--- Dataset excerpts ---
───

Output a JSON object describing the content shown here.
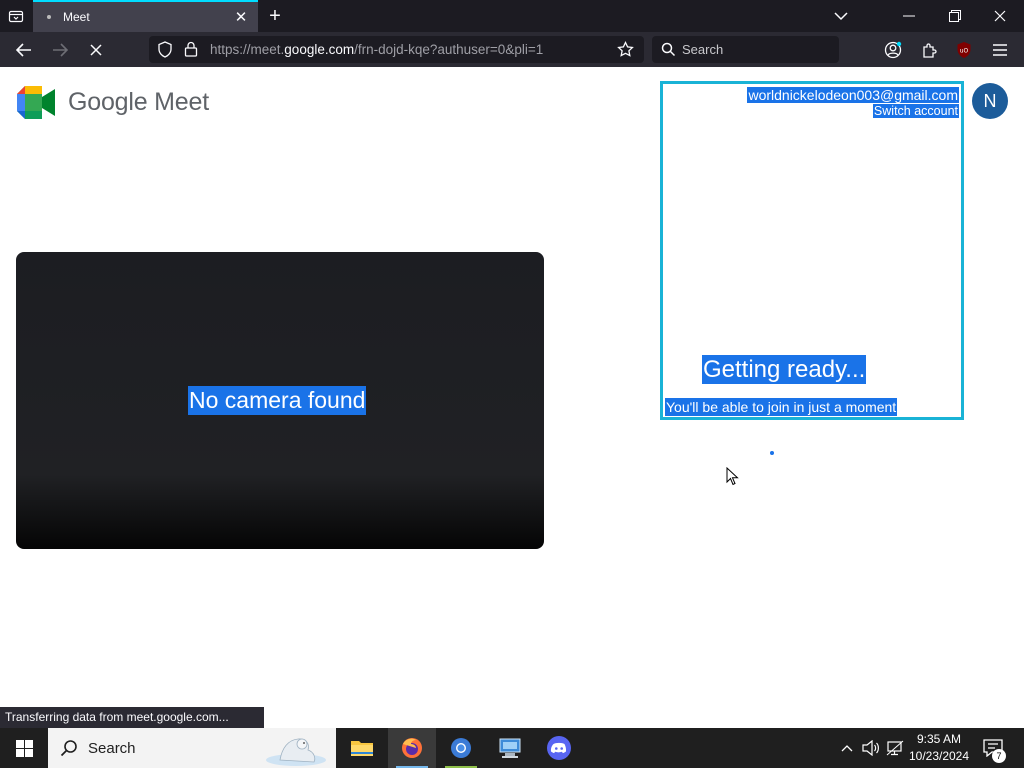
{
  "browser": {
    "tab": {
      "title": "Meet"
    },
    "url": {
      "prefix": "https://meet.",
      "domain": "google.com",
      "path": "/frn-dojd-kqe?authuser=0&pli=1"
    },
    "search": {
      "placeholder": "Search"
    }
  },
  "page": {
    "brand": "Google Meet",
    "preview": {
      "message": "No camera found"
    },
    "account": {
      "email": "worldnickelodeon003@gmail.com",
      "switch_label": "Switch account",
      "avatar_initial": "N"
    },
    "join": {
      "heading": "Getting ready...",
      "subtext": "You'll be able to join in just a moment"
    }
  },
  "status_bar": {
    "text": "Transferring data from meet.google.com..."
  },
  "taskbar": {
    "search_label": "Search",
    "clock": {
      "time": "9:35 AM",
      "date": "10/23/2024"
    },
    "notification_count": "7"
  },
  "colors": {
    "accent": "#1a73e8",
    "panel_border": "#19b3d6",
    "tab_accent": "#00ddff"
  }
}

───

--- What to produce ---
Leave out the pictures and transcribe the entries above exactly.

--- Solution to the problem ---
Output a JSON object describing the content shown here.
{
  "browser": {
    "tab": {
      "title": "Meet"
    },
    "url": {
      "prefix": "https://meet.",
      "domain": "google.com",
      "path": "/frn-dojd-kqe?authuser=0&pli=1"
    },
    "search": {
      "placeholder": "Search"
    }
  },
  "page": {
    "brand": "Google Meet",
    "preview": {
      "message": "No camera found"
    },
    "account": {
      "email": "worldnickelodeon003@gmail.com",
      "switch_label": "Switch account",
      "avatar_initial": "N"
    },
    "join": {
      "heading": "Getting ready...",
      "subtext": "You'll be able to join in just a moment"
    }
  },
  "status_bar": {
    "text": "Transferring data from meet.google.com..."
  },
  "taskbar": {
    "search_label": "Search",
    "clock": {
      "time": "9:35 AM",
      "date": "10/23/2024"
    },
    "notification_count": "7"
  },
  "colors": {
    "accent": "#1a73e8",
    "panel_border": "#19b3d6",
    "tab_accent": "#00ddff"
  }
}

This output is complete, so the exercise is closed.